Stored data
# # # # # # #

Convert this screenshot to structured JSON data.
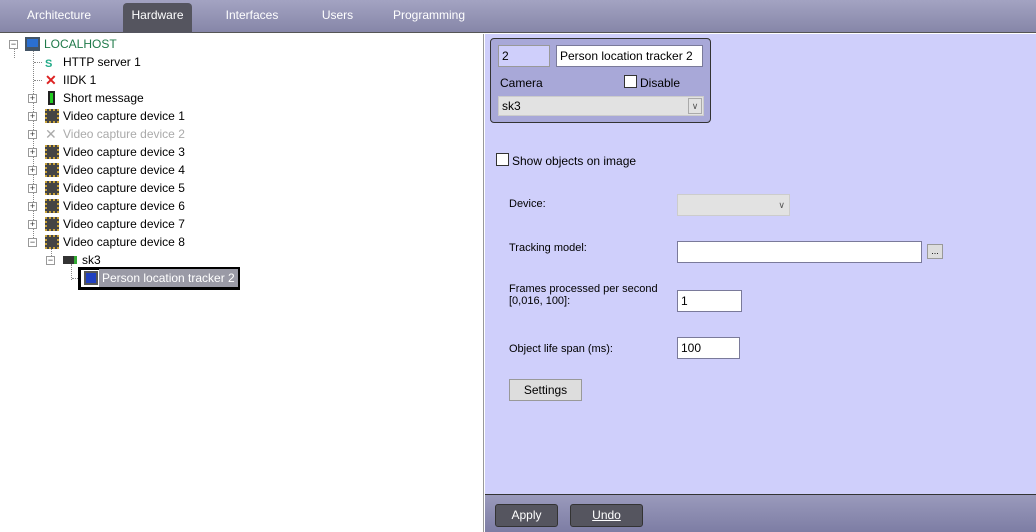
{
  "tabs": [
    "Architecture",
    "Hardware",
    "Interfaces",
    "Users",
    "Programming"
  ],
  "active_tab": "Hardware",
  "tree": {
    "root": "LOCALHOST",
    "items": [
      "HTTP server 1",
      "IIDK 1",
      "Short message",
      "Video capture device 1",
      "Video capture device 2",
      "Video capture device 3",
      "Video capture device 4",
      "Video capture device 5",
      "Video capture device 6",
      "Video capture device 7",
      "Video capture device 8"
    ],
    "camera": "sk3",
    "selected": "Person location tracker 2"
  },
  "panel": {
    "id": "2",
    "name": "Person location tracker 2",
    "camera_label": "Camera",
    "disable_label": "Disable",
    "camera_value": "sk3",
    "show_objects_label": "Show objects on image",
    "device_label": "Device:",
    "device_value": "",
    "tracking_model_label": "Tracking model:",
    "tracking_model_value": "",
    "browse_label": "...",
    "fps_label_1": "Frames processed per second",
    "fps_label_2": "[0,016, 100]:",
    "fps_value": "1",
    "lifespan_label": "Object life span (ms):",
    "lifespan_value": "100",
    "settings_label": "Settings"
  },
  "footer": {
    "apply": "Apply",
    "undo": "Undo"
  }
}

# # # # # # #

* Task objective
Your task is to set down the records shown above exactly, minus any pictures.

* Answer for the task
Convert this screenshot to structured JSON data.
{
  "tabs": [
    "Architecture",
    "Hardware",
    "Interfaces",
    "Users",
    "Programming"
  ],
  "active_tab": "Hardware",
  "tree": {
    "root": "LOCALHOST",
    "items": [
      "HTTP server 1",
      "IIDK 1",
      "Short message",
      "Video capture device 1",
      "Video capture device 2",
      "Video capture device 3",
      "Video capture device 4",
      "Video capture device 5",
      "Video capture device 6",
      "Video capture device 7",
      "Video capture device 8"
    ],
    "camera": "sk3",
    "selected": "Person location tracker 2"
  },
  "panel": {
    "id": "2",
    "name": "Person location tracker 2",
    "camera_label": "Camera",
    "disable_label": "Disable",
    "camera_value": "sk3",
    "show_objects_label": "Show objects on image",
    "device_label": "Device:",
    "device_value": "",
    "tracking_model_label": "Tracking model:",
    "tracking_model_value": "",
    "browse_label": "...",
    "fps_label_1": "Frames processed per second",
    "fps_label_2": "[0,016, 100]:",
    "fps_value": "1",
    "lifespan_label": "Object life span (ms):",
    "lifespan_value": "100",
    "settings_label": "Settings"
  },
  "footer": {
    "apply": "Apply",
    "undo": "Undo"
  }
}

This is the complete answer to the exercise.